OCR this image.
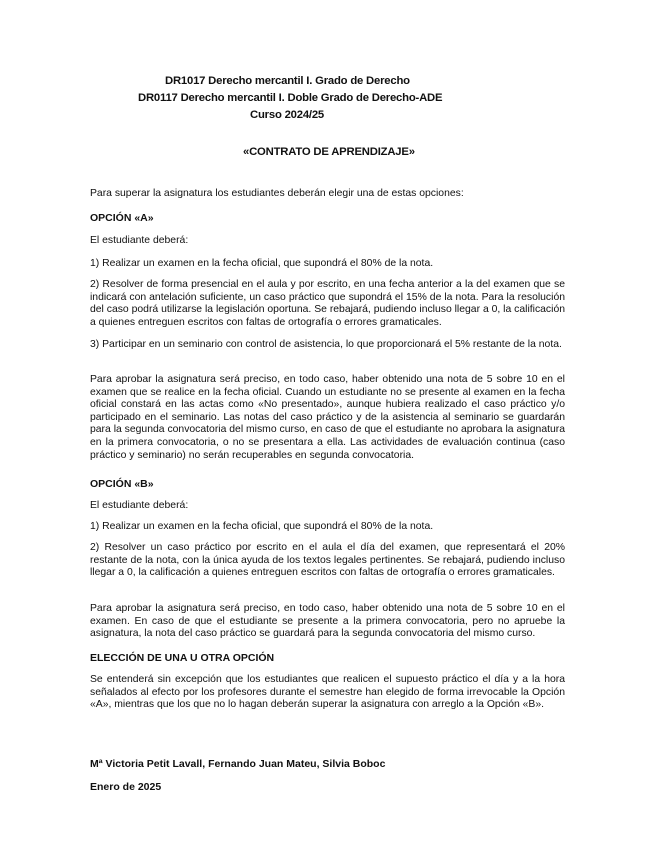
DR1017 Derecho mercantil I. Grado de Derecho
DR0117 Derecho mercantil I. Doble Grado de Derecho-ADE
Curso 2024/25
«CONTRATO DE APRENDIZAJE»
Para superar la asignatura los estudiantes deberán elegir una de estas opciones:
OPCIÓN «A»
El estudiante deberá:
1) Realizar un examen en la fecha oficial, que supondrá el 80% de la nota.
2) Resolver de forma presencial en el aula y por escrito, en una fecha anterior a la del examen que se indicará con antelación suficiente, un caso práctico que supondrá el 15% de la nota. Para la resolución del caso podrá utilizarse la legislación oportuna. Se rebajará, pudiendo incluso llegar a 0, la calificación a quienes entreguen escritos con faltas de ortografía o errores gramaticales.
3) Participar en un seminario con control de asistencia, lo que proporcionará el 5% restante de la nota.
Para aprobar la asignatura será preciso, en todo caso, haber obtenido una nota de 5 sobre 10 en el examen que se realice en la fecha oficial. Cuando un estudiante no se presente al examen en la fecha oficial constará en las actas como «No presentado», aunque hubiera realizado el caso práctico y/o participado en el seminario. Las notas del caso práctico y de la asistencia al seminario se guardarán para la segunda convocatoria del mismo curso, en caso de que el estudiante no aprobara la asignatura en la primera convocatoria, o no se presentara a ella. Las actividades de evaluación continua (caso práctico y seminario) no serán recuperables en segunda convocatoria.
OPCIÓN «B»
El estudiante deberá:
1) Realizar un examen en la fecha oficial, que supondrá el 80% de la nota.
2) Resolver un caso práctico por escrito en el aula el día del examen, que representará el 20% restante de la nota, con la única ayuda de los textos legales pertinentes. Se rebajará, pudiendo incluso llegar a 0, la calificación a quienes entreguen escritos con faltas de ortografía o errores gramaticales.
Para aprobar la asignatura será preciso, en todo caso, haber obtenido una nota de 5 sobre 10 en el examen. En caso de que el estudiante se presente a la primera convocatoria, pero no apruebe la asignatura, la nota del caso práctico se guardará para la segunda convocatoria del mismo curso.
ELECCIÓN DE UNA U OTRA OPCIÓN
Se entenderá sin excepción que los estudiantes que realicen el supuesto práctico el día y a la hora señalados al efecto por los profesores durante el semestre han elegido de forma irrevocable la Opción «A», mientras que los que no lo hagan deberán superar la asignatura con arreglo a la Opción «B».
Mª Victoria Petit Lavall, Fernando Juan Mateu, Silvia Boboc
Enero de 2025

────────────────────

Pick out all lines containing the string "mercantil".

# TASK ANSWER
DR1017 Derecho mercantil I. Grado de Derecho
DR0117 Derecho mercantil I. Doble Grado de Derecho-ADE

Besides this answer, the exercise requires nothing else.